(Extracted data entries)
--
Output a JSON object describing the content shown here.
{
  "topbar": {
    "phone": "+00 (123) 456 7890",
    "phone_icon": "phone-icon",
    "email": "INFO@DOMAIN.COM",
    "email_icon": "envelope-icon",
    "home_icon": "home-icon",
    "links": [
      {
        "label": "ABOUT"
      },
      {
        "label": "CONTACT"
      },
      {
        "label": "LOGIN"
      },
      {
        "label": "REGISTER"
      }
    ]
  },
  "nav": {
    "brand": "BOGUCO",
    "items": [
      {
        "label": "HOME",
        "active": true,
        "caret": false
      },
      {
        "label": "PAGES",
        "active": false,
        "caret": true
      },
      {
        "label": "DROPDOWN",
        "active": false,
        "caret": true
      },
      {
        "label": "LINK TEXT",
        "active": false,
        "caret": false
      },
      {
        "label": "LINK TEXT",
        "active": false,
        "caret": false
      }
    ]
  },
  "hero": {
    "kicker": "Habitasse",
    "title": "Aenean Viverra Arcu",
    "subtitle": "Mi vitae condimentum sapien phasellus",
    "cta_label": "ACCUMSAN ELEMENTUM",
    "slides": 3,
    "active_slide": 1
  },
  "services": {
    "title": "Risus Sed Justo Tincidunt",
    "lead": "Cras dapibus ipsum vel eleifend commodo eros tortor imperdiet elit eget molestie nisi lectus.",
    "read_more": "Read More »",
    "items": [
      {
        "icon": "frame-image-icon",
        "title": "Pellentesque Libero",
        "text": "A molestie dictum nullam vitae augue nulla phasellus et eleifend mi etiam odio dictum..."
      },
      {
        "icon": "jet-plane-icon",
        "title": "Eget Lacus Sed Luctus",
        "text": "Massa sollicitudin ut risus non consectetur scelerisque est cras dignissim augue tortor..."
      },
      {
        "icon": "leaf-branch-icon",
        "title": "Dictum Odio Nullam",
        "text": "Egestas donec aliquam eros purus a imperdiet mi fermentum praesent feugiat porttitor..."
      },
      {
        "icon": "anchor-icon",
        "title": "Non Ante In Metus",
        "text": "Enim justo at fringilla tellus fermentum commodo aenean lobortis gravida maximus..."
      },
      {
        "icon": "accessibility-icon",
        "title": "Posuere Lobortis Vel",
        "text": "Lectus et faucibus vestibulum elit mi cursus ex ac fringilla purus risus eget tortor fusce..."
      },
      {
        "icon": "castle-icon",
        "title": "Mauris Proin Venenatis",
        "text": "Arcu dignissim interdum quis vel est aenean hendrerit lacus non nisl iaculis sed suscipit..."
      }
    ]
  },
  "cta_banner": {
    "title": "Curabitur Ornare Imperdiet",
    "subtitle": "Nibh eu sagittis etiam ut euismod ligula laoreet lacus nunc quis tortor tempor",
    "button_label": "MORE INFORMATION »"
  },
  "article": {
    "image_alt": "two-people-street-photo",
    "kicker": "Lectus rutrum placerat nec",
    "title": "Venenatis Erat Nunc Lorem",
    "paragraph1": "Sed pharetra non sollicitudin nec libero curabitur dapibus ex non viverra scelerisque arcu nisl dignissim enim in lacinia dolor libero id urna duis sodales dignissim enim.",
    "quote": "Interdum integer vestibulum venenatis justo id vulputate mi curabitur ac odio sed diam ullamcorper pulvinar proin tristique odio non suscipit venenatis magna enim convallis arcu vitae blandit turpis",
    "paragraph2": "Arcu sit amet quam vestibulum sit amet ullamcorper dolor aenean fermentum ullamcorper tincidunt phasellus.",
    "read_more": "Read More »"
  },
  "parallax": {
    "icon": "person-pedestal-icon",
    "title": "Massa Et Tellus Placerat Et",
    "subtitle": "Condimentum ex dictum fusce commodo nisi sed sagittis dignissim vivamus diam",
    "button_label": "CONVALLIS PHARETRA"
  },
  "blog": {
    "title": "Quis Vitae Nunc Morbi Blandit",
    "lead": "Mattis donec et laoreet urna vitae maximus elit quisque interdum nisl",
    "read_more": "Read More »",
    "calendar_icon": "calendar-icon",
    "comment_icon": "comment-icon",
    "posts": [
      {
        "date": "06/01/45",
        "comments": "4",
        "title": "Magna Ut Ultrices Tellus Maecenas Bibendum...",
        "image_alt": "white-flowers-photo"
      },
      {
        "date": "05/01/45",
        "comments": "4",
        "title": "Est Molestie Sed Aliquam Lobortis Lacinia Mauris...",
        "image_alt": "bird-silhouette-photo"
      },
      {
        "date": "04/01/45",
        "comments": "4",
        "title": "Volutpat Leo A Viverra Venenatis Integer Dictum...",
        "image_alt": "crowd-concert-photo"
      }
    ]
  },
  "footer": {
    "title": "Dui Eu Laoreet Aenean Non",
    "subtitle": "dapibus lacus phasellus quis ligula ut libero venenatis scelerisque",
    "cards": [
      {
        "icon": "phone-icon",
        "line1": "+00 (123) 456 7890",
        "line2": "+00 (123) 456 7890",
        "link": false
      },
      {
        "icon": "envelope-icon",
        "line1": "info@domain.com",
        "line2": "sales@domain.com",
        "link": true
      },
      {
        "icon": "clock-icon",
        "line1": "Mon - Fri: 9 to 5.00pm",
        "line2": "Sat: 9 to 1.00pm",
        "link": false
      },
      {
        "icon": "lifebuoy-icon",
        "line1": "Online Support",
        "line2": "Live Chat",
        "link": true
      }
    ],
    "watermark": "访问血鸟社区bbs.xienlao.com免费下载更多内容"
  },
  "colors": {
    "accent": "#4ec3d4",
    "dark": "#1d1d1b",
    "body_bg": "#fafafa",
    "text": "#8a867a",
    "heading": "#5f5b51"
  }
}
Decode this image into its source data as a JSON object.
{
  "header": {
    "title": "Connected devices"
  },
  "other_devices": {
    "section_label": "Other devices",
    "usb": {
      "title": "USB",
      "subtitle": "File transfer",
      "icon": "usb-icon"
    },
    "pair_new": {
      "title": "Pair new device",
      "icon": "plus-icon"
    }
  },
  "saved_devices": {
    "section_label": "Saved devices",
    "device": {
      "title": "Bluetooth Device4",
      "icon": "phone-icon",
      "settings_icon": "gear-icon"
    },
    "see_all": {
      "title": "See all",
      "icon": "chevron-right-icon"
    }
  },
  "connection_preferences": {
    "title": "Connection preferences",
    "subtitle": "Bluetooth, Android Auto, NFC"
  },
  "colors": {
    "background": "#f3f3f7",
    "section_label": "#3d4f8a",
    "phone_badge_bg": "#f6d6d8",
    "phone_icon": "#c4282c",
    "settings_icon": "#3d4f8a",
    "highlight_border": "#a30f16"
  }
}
--
→ Challenge
Write out the full listing exactly as given.

→ Response
Output a JSON object describing the content shown here.
{
  "topbar": {
    "phone": "+00 (123) 456 7890",
    "phone_icon": "phone-icon",
    "email": "INFO@DOMAIN.COM",
    "email_icon": "envelope-icon",
    "home_icon": "home-icon",
    "links": [
      {
        "label": "ABOUT"
      },
      {
        "label": "CONTACT"
      },
      {
        "label": "LOGIN"
      },
      {
        "label": "REGISTER"
      }
    ]
  },
  "nav": {
    "brand": "BOGUCO",
    "items": [
      {
        "label": "HOME",
        "active": true,
        "caret": false
      },
      {
        "label": "PAGES",
        "active": false,
        "caret": true
      },
      {
        "label": "DROPDOWN",
        "active": false,
        "caret": true
      },
      {
        "label": "LINK TEXT",
        "active": false,
        "caret": false
      },
      {
        "label": "LINK TEXT",
        "active": false,
        "caret": false
      }
    ]
  },
  "hero": {
    "kicker": "Habitasse",
    "title": "Aenean Viverra Arcu",
    "subtitle": "Mi vitae condimentum sapien phasellus",
    "cta_label": "ACCUMSAN ELEMENTUM",
    "slides": 3,
    "active_slide": 1
  },
  "services": {
    "title": "Risus Sed Justo Tincidunt",
    "lead": "Cras dapibus ipsum vel eleifend commodo eros tortor imperdiet elit eget molestie nisi lectus.",
    "read_more": "Read More »",
    "items": [
      {
        "icon": "frame-image-icon",
        "title": "Pellentesque Libero",
        "text": "A molestie dictum nullam vitae augue nulla phasellus et eleifend mi etiam odio dictum..."
      },
      {
        "icon": "jet-plane-icon",
        "title": "Eget Lacus Sed Luctus",
        "text": "Massa sollicitudin ut risus non consectetur scelerisque est cras dignissim augue tortor..."
      },
      {
        "icon": "leaf-branch-icon",
        "title": "Dictum Odio Nullam",
        "text": "Egestas donec aliquam eros purus a imperdiet mi fermentum praesent feugiat porttitor..."
      },
      {
        "icon": "anchor-icon",
        "title": "Non Ante In Metus",
        "text": "Enim justo at fringilla tellus fermentum commodo aenean lobortis gravida maximus..."
      },
      {
        "icon": "accessibility-icon",
        "title": "Posuere Lobortis Vel",
        "text": "Lectus et faucibus vestibulum elit mi cursus ex ac fringilla purus risus eget tortor fusce..."
      },
      {
        "icon": "castle-icon",
        "title": "Mauris Proin Venenatis",
        "text": "Arcu dignissim interdum quis vel est aenean hendrerit lacus non nisl iaculis sed suscipit..."
      }
    ]
  },
  "cta_banner": {
    "title": "Curabitur Ornare Imperdiet",
    "subtitle": "Nibh eu sagittis etiam ut euismod ligula laoreet lacus nunc quis tortor tempor",
    "button_label": "MORE INFORMATION »"
  },
  "article": {
    "image_alt": "two-people-street-photo",
    "kicker": "Lectus rutrum placerat nec",
    "title": "Venenatis Erat Nunc Lorem",
    "paragraph1": "Sed pharetra non sollicitudin nec libero curabitur dapibus ex non viverra scelerisque arcu nisl dignissim enim in lacinia dolor libero id urna duis sodales dignissim enim.",
    "quote": "Interdum integer vestibulum venenatis justo id vulputate mi curabitur ac odio sed diam ullamcorper pulvinar proin tristique odio non suscipit venenatis magna enim convallis arcu vitae blandit turpis",
    "paragraph2": "Arcu sit amet quam vestibulum sit amet ullamcorper dolor aenean fermentum ullamcorper tincidunt phasellus.",
    "read_more": "Read More »"
  },
  "parallax": {
    "icon": "person-pedestal-icon",
    "title": "Massa Et Tellus Placerat Et",
    "subtitle": "Condimentum ex dictum fusce commodo nisi sed sagittis dignissim vivamus diam",
    "button_label": "CONVALLIS PHARETRA"
  },
  "blog": {
    "title": "Quis Vitae Nunc Morbi Blandit",
    "lead": "Mattis donec et laoreet urna vitae maximus elit quisque interdum nisl",
    "read_more": "Read More »",
    "calendar_icon": "calendar-icon",
    "comment_icon": "comment-icon",
    "posts": [
      {
        "date": "06/01/45",
        "comments": "4",
        "title": "Magna Ut Ultrices Tellus Maecenas Bibendum...",
        "image_alt": "white-flowers-photo"
      },
      {
        "date": "05/01/45",
        "comments": "4",
        "title": "Est Molestie Sed Aliquam Lobortis Lacinia Mauris...",
        "image_alt": "bird-silhouette-photo"
      },
      {
        "date": "04/01/45",
        "comments": "4",
        "title": "Volutpat Leo A Viverra Venenatis Integer Dictum...",
        "image_alt": "crowd-concert-photo"
      }
    ]
  },
  "footer": {
    "title": "Dui Eu Laoreet Aenean Non",
    "subtitle": "dapibus lacus phasellus quis ligula ut libero venenatis scelerisque",
    "cards": [
      {
        "icon": "phone-icon",
        "line1": "+00 (123) 456 7890",
        "line2": "+00 (123) 456 7890",
        "link": false
      },
      {
        "icon": "envelope-icon",
        "line1": "info@domain.com",
        "line2": "sales@domain.com",
        "link": true
      },
      {
        "icon": "clock-icon",
        "line1": "Mon - Fri: 9 to 5.00pm",
        "line2": "Sat: 9 to 1.00pm",
        "link": false
      },
      {
        "icon": "lifebuoy-icon",
        "line1": "Online Support",
        "line2": "Live Chat",
        "link": true
      }
    ],
    "watermark": "访问血鸟社区bbs.xienlao.com免费下载更多内容"
  },
  "colors": {
    "accent": "#4ec3d4",
    "dark": "#1d1d1b",
    "body_bg": "#fafafa",
    "text": "#8a867a",
    "heading": "#5f5b51"
  }
}
Decode this image into its source data as a JSON object.
{
  "header": {
    "title": "Connected devices"
  },
  "other_devices": {
    "section_label": "Other devices",
    "usb": {
      "title": "USB",
      "subtitle": "File transfer",
      "icon": "usb-icon"
    },
    "pair_new": {
      "title": "Pair new device",
      "icon": "plus-icon"
    }
  },
  "saved_devices": {
    "section_label": "Saved devices",
    "device": {
      "title": "Bluetooth Device4",
      "icon": "phone-icon",
      "settings_icon": "gear-icon"
    },
    "see_all": {
      "title": "See all",
      "icon": "chevron-right-icon"
    }
  },
  "connection_preferences": {
    "title": "Connection preferences",
    "subtitle": "Bluetooth, Android Auto, NFC"
  },
  "colors": {
    "background": "#f3f3f7",
    "section_label": "#3d4f8a",
    "phone_badge_bg": "#f6d6d8",
    "phone_icon": "#c4282c",
    "settings_icon": "#3d4f8a",
    "highlight_border": "#a30f16"
  }
}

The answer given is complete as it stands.